§ **GIVEN EXERCISE**: All of the data below must be repeated exactly.

§ **DATA FOR PROCESSING**:

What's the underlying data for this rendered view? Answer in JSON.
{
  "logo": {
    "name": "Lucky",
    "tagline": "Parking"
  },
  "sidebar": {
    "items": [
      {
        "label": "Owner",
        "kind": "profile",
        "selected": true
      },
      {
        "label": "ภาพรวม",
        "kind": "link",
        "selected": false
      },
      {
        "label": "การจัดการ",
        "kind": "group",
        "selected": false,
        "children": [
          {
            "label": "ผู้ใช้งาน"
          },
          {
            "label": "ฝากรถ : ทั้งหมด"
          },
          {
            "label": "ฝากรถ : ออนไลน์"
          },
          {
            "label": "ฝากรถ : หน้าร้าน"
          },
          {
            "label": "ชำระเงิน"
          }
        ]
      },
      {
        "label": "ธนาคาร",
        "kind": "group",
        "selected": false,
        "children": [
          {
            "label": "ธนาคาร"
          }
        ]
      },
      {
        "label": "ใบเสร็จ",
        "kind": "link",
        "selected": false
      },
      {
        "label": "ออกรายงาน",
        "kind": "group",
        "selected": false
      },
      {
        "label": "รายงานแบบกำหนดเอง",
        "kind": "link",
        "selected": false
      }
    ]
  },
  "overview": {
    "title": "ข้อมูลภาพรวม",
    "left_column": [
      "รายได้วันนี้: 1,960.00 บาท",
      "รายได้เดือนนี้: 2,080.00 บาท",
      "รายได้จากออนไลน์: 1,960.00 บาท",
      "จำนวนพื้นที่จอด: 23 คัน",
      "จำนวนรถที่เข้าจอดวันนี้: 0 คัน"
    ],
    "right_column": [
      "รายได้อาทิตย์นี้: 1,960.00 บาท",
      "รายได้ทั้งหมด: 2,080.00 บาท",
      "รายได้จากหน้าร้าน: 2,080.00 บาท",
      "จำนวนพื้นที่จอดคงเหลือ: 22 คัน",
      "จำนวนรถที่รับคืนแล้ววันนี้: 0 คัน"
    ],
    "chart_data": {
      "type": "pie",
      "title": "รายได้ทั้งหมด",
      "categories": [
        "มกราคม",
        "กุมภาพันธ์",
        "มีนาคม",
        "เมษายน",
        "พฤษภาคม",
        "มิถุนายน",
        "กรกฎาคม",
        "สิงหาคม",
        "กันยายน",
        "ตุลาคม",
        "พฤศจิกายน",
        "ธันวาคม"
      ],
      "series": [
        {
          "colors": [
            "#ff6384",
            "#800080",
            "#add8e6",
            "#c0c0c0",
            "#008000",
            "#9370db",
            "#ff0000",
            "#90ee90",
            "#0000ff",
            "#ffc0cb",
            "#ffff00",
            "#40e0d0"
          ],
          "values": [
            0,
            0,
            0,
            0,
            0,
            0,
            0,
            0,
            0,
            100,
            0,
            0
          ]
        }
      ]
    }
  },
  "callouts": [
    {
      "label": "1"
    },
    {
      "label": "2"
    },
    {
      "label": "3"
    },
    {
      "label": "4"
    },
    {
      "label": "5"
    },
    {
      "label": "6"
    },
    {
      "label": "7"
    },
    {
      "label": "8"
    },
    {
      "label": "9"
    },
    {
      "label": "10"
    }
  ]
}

§ **EXERCISE ANSWER**:
What's the underlying data for this rendered view? Answer in JSON.
{
  "logo": {
    "name": "Lucky",
    "tagline": "Parking"
  },
  "sidebar": {
    "items": [
      {
        "label": "Owner",
        "kind": "profile",
        "selected": true
      },
      {
        "label": "ภาพรวม",
        "kind": "link",
        "selected": false
      },
      {
        "label": "การจัดการ",
        "kind": "group",
        "selected": false,
        "children": [
          {
            "label": "ผู้ใช้งาน"
          },
          {
            "label": "ฝากรถ : ทั้งหมด"
          },
          {
            "label": "ฝากรถ : ออนไลน์"
          },
          {
            "label": "ฝากรถ : หน้าร้าน"
          },
          {
            "label": "ชำระเงิน"
          }
        ]
      },
      {
        "label": "ธนาคาร",
        "kind": "group",
        "selected": false,
        "children": [
          {
            "label": "ธนาคาร"
          }
        ]
      },
      {
        "label": "ใบเสร็จ",
        "kind": "link",
        "selected": false
      },
      {
        "label": "ออกรายงาน",
        "kind": "group",
        "selected": false
      },
      {
        "label": "รายงานแบบกำหนดเอง",
        "kind": "link",
        "selected": false
      }
    ]
  },
  "overview": {
    "title": "ข้อมูลภาพรวม",
    "left_column": [
      "รายได้วันนี้: 1,960.00 บาท",
      "รายได้เดือนนี้: 2,080.00 บาท",
      "รายได้จากออนไลน์: 1,960.00 บาท",
      "จำนวนพื้นที่จอด: 23 คัน",
      "จำนวนรถที่เข้าจอดวันนี้: 0 คัน"
    ],
    "right_column": [
      "รายได้อาทิตย์นี้: 1,960.00 บาท",
      "รายได้ทั้งหมด: 2,080.00 บาท",
      "รายได้จากหน้าร้าน: 2,080.00 บาท",
      "จำนวนพื้นที่จอดคงเหลือ: 22 คัน",
      "จำนวนรถที่รับคืนแล้ววันนี้: 0 คัน"
    ],
    "chart_data": {
      "type": "pie",
      "title": "รายได้ทั้งหมด",
      "categories": [
        "มกราคม",
        "กุมภาพันธ์",
        "มีนาคม",
        "เมษายน",
        "พฤษภาคม",
        "มิถุนายน",
        "กรกฎาคม",
        "สิงหาคม",
        "กันยายน",
        "ตุลาคม",
        "พฤศจิกายน",
        "ธันวาคม"
      ],
      "series": [
        {
          "colors": [
            "#ff6384",
            "#800080",
            "#add8e6",
            "#c0c0c0",
            "#008000",
            "#9370db",
            "#ff0000",
            "#90ee90",
            "#0000ff",
            "#ffc0cb",
            "#ffff00",
            "#40e0d0"
          ],
          "values": [
            0,
            0,
            0,
            0,
            0,
            0,
            0,
            0,
            0,
            100,
            0,
            0
          ]
        }
      ]
    }
  },
  "callouts": [
    {
      "label": "1"
    },
    {
      "label": "2"
    },
    {
      "label": "3"
    },
    {
      "label": "4"
    },
    {
      "label": "5"
    },
    {
      "label": "6"
    },
    {
      "label": "7"
    },
    {
      "label": "8"
    },
    {
      "label": "9"
    },
    {
      "label": "10"
    }
  ]
}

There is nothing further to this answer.